Aim: Among the entries, which lines carry the string "Powered"? Copy each of them.

Recorded information:
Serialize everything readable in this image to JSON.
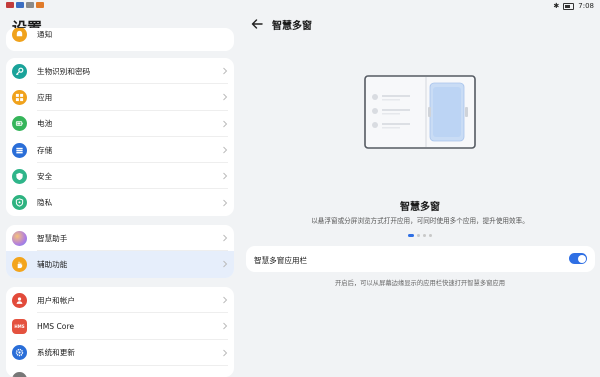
{
  "status_bar": {
    "time": "7:08",
    "battery_icon": "battery-icon"
  },
  "settings": {
    "title": "设置",
    "partial_item": "通知",
    "group1": [
      {
        "label": "生物识别和密码",
        "icon": "key-icon",
        "color": "#1aa39a"
      },
      {
        "label": "应用",
        "icon": "apps-grid-icon",
        "color": "#f0a21c"
      },
      {
        "label": "电池",
        "icon": "battery-icon",
        "color": "#35b55a"
      },
      {
        "label": "存储",
        "icon": "storage-icon",
        "color": "#2a6ed8"
      },
      {
        "label": "安全",
        "icon": "shield-icon",
        "color": "#2fb58a"
      },
      {
        "label": "隐私",
        "icon": "privacy-shield-icon",
        "color": "#2eb380"
      }
    ],
    "group2": [
      {
        "label": "智慧助手",
        "icon": "assistant-orb-icon",
        "color": "#9b7bd8"
      },
      {
        "label": "辅助功能",
        "icon": "hand-icon",
        "color": "#f3a51d"
      }
    ],
    "group3": [
      {
        "label": "用户和帐户",
        "icon": "user-icon",
        "color": "#e24b3b"
      },
      {
        "label": "HMS Core",
        "icon": "hms-core-icon",
        "color": "#e4523f"
      },
      {
        "label": "系统和更新",
        "icon": "settings-gear-icon",
        "color": "#2a6ed8"
      }
    ]
  },
  "detail": {
    "title": "智慧多窗",
    "feature_title": "智慧多窗",
    "feature_desc": "以悬浮窗或分屏浏览方式打开应用，可同时使用多个应用，提升使用效率。",
    "pager": {
      "count": 4,
      "active_index": 0
    },
    "toggle_label": "智慧多窗应用栏",
    "toggle_on": true,
    "hint": "开启后，可以从屏幕边缘显示的应用栏快速打开智慧多窗应用",
    "accent_color": "#2f6fe4"
  }
}
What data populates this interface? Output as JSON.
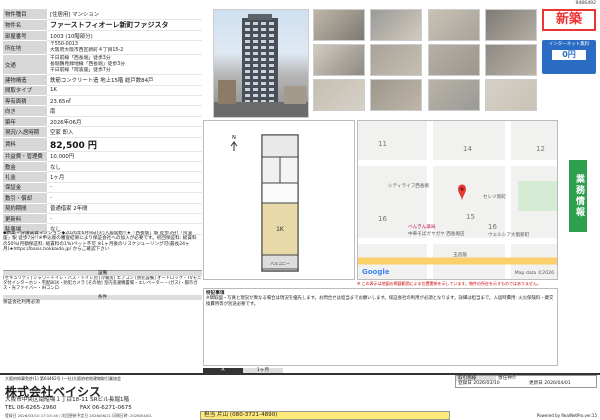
{
  "doc_id": "9466492",
  "title": "ファーストフィオーレ新町ファジスタ",
  "type_label": "[住居用] マンション",
  "spec": [
    {
      "label": "物件種目",
      "value": "[住居用] マンション"
    },
    {
      "label": "物件名",
      "value": "ファーストフィオーレ新町ファジスタ"
    },
    {
      "label": "部屋番号",
      "value": "1003 (10階部分)"
    },
    {
      "label": "所在地",
      "value": "〒550-0013\n大阪府大阪市西区新町４丁目15-2"
    },
    {
      "label": "交通",
      "value": "千日前線「西長堀」徒歩3分\n長堀鶴見緑地線「西長堀」徒歩3分\n千日前線「阿波座」徒歩7分"
    },
    {
      "label": "建物構造",
      "value": "鉄筋コンクリート造 地上15階 総戸数84戸"
    },
    {
      "label": "間取タイプ",
      "value": "1K"
    },
    {
      "label": "専有面積",
      "value": "23.65㎡"
    },
    {
      "label": "向き",
      "value": "南"
    },
    {
      "label": "築年",
      "value": "2026年06月"
    },
    {
      "label": "現況/入居時期",
      "value": "空家 即入"
    },
    {
      "label": "賃料",
      "value": "82,500 円"
    },
    {
      "label": "共益費・管理費",
      "value": "10,000円"
    },
    {
      "label": "敷金",
      "value": "なし"
    },
    {
      "label": "礼金",
      "value": "1ヶ月"
    },
    {
      "label": "保証金",
      "value": "-"
    },
    {
      "label": "敷引・償却",
      "value": "-"
    },
    {
      "label": "契約期間",
      "value": "普通借家 2年間"
    },
    {
      "label": "更新料",
      "value": "-"
    },
    {
      "label": "駐車場",
      "value": "なし"
    }
  ],
  "row_labels": {
    "orientation_balcony": "バルコニー方位",
    "orientation_value": "南",
    "status_badge": "空家",
    "status_move": "即入",
    "rent_amount": "82,500",
    "rent_unit": "円",
    "shiki_label": "敷引",
    "shokyaku_label": "償却"
  },
  "notes_text": "◆新築・分譲賃貸マンション◆2026年6月9日(火)入居開始!!★「西長堀」駅 徒歩3分!「阿波座」駅 徒歩7分!!※申込後の審査結果により保証会社への加入が必要です。初回保証料: 総賃料の50%(月額保証料: 総賃料の1%)ペット不可 ※1ヶ月後のリスケジューリング可(最長24ヶ月)★https://basis.hokkaido.jp/ からご確認下さい",
  "equipment_label": "設備",
  "equipment_text": "[セキュリティ] シャワートイレ・バス・トイレ別 [冷暖房] エアコン [防犯設備] オートロック・TVモニタ付インターホン・宅配BOX・防犯カメラ [その他] 室内洗濯機置場・エレベーター・(ガス)・都市ガス・光ファイバー・IHコンロ",
  "conditions_label": "条件",
  "conditions_text": "保証会社利用必須",
  "remarks_label": "特記事項",
  "remarks_text": "※間取図・写真と現況が異なる場合は現況を優先します。お問合せは担当までお願いします。保証会社の利用が必須となります。詳細は担当まで。入居時費用: 火災保険料・鍵交換費用等が別途必要です。",
  "new_badge": "新築",
  "internet_badge": "インターネット無料",
  "internet_fee": "0円",
  "side_tab": "業務情報",
  "map_place_1": "シティライフ西長堀",
  "map_place_2": "セレソ新町",
  "map_place_3": "べんぎん薬局",
  "map_place_4": "中華そばガヤガヤ 西長堀店",
  "map_place_5": "ウエルシア大阪新町",
  "map_road": "玉造筋",
  "map_copyright": "Map data ©2026",
  "map_credit": "Google",
  "map_note": "※ この表示は地図の掲載範囲による位置関係を示しています。物件の所在を示すものではありません。",
  "floor_plan_label": "間取図",
  "plan_label": "1K",
  "balcony": "バルコニー",
  "footer_top": "大阪府知事免許(1) 第64462号 (一社)大阪府宅地建物取引業協会",
  "company_name": "株式会社ベイシス",
  "company_address": "大阪市中央区南船場１丁目18-11 SRビル長堀1階",
  "tel": "TEL 06-6265-2960",
  "fax": "FAX 06-6271-0675",
  "register_date": "登録日 2026/03/10",
  "update_date": "更新日 2026/04/01",
  "staff_label": "担当者",
  "staff_name": "担当 片山 (080-3721-4890)",
  "fee_label": "取引態様",
  "fee_value": "専任仲介",
  "footer_print": "登録日 2026/03/10 17:15:16 / 次回更新予定日 2026/06/21 印刷日時: 2026/04/01",
  "footer_power": "Powered by RealNetPro.ver.15",
  "agent_lines": [
    "担当:片山 (080-3721-4890)",
    "Powered by RealNetPro.ver.15"
  ],
  "bottom_strip_a": "A",
  "bottom_strip_b": "1ヶ月"
}
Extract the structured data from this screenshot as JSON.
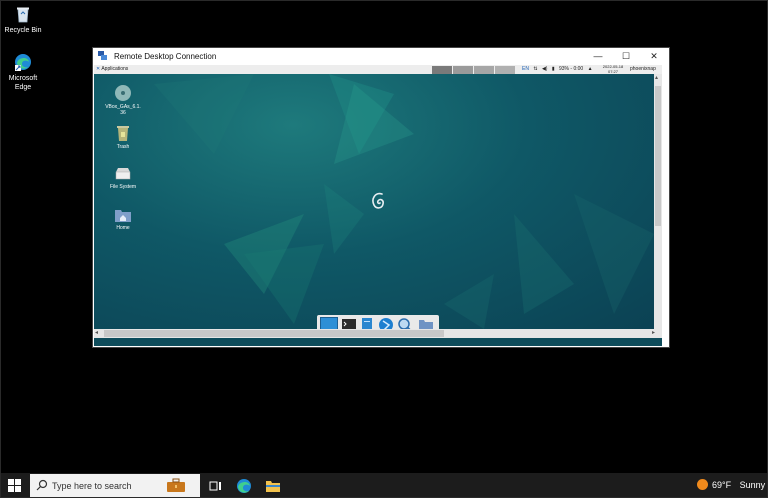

Exercise output:
  "footer_power": "Powered by RealNetPro.ver.15",
    "Powered by RealNetPro.ver.15"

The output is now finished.